Collected data
--- start ---

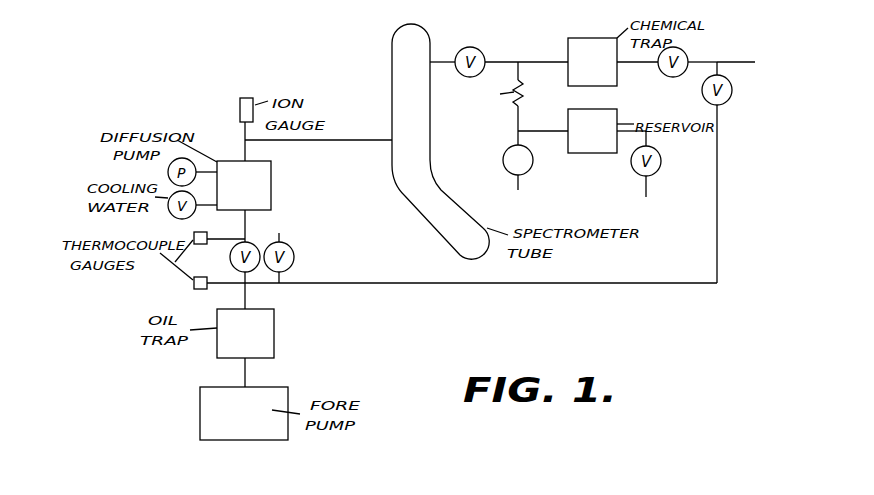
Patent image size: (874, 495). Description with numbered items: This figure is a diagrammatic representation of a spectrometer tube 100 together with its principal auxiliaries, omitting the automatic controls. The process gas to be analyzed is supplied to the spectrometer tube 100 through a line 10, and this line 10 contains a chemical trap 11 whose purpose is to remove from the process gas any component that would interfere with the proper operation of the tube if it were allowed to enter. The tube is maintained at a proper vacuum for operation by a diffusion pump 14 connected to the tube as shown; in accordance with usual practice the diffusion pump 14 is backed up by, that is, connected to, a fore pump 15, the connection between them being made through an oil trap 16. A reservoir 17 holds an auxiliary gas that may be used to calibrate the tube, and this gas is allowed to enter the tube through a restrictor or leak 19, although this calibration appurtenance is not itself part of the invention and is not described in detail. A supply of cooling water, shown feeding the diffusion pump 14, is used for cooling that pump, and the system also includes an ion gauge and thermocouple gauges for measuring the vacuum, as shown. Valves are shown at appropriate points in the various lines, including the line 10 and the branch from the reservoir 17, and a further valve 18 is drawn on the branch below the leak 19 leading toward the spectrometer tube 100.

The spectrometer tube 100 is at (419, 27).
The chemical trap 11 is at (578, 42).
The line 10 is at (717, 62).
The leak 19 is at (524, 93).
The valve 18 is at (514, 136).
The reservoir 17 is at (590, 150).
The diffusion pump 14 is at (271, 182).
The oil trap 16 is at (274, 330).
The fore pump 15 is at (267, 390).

--- end ---

» WORK INSTRUCTIONS:
Please copy the listing above word for word, leaving out the pictures.

» COMPLETE RESPONSE:
Patent image size: (874, 495). Description with numbered items: This figure is a diagrammatic representation of a spectrometer tube 100 together with its principal auxiliaries, omitting the automatic controls. The process gas to be analyzed is supplied to the spectrometer tube 100 through a line 10, and this line 10 contains a chemical trap 11 whose purpose is to remove from the process gas any component that would interfere with the proper operation of the tube if it were allowed to enter. The tube is maintained at a proper vacuum for operation by a diffusion pump 14 connected to the tube as shown; in accordance with usual practice the diffusion pump 14 is backed up by, that is, connected to, a fore pump 15, the connection between them being made through an oil trap 16. A reservoir 17 holds an auxiliary gas that may be used to calibrate the tube, and this gas is allowed to enter the tube through a restrictor or leak 19, although this calibration appurtenance is not itself part of the invention and is not described in detail. A supply of cooling water, shown feeding the diffusion pump 14, is used for cooling that pump, and the system also includes an ion gauge and thermocouple gauges for measuring the vacuum, as shown. Valves are shown at appropriate points in the various lines, including the line 10 and the branch from the reservoir 17, and a further valve 18 is drawn on the branch below the leak 19 leading toward the spectrometer tube 100.

The spectrometer tube 100 is at (419, 27).
The chemical trap 11 is at (578, 42).
The line 10 is at (717, 62).
The leak 19 is at (524, 93).
The valve 18 is at (514, 136).
The reservoir 17 is at (590, 150).
The diffusion pump 14 is at (271, 182).
The oil trap 16 is at (274, 330).
The fore pump 15 is at (267, 390).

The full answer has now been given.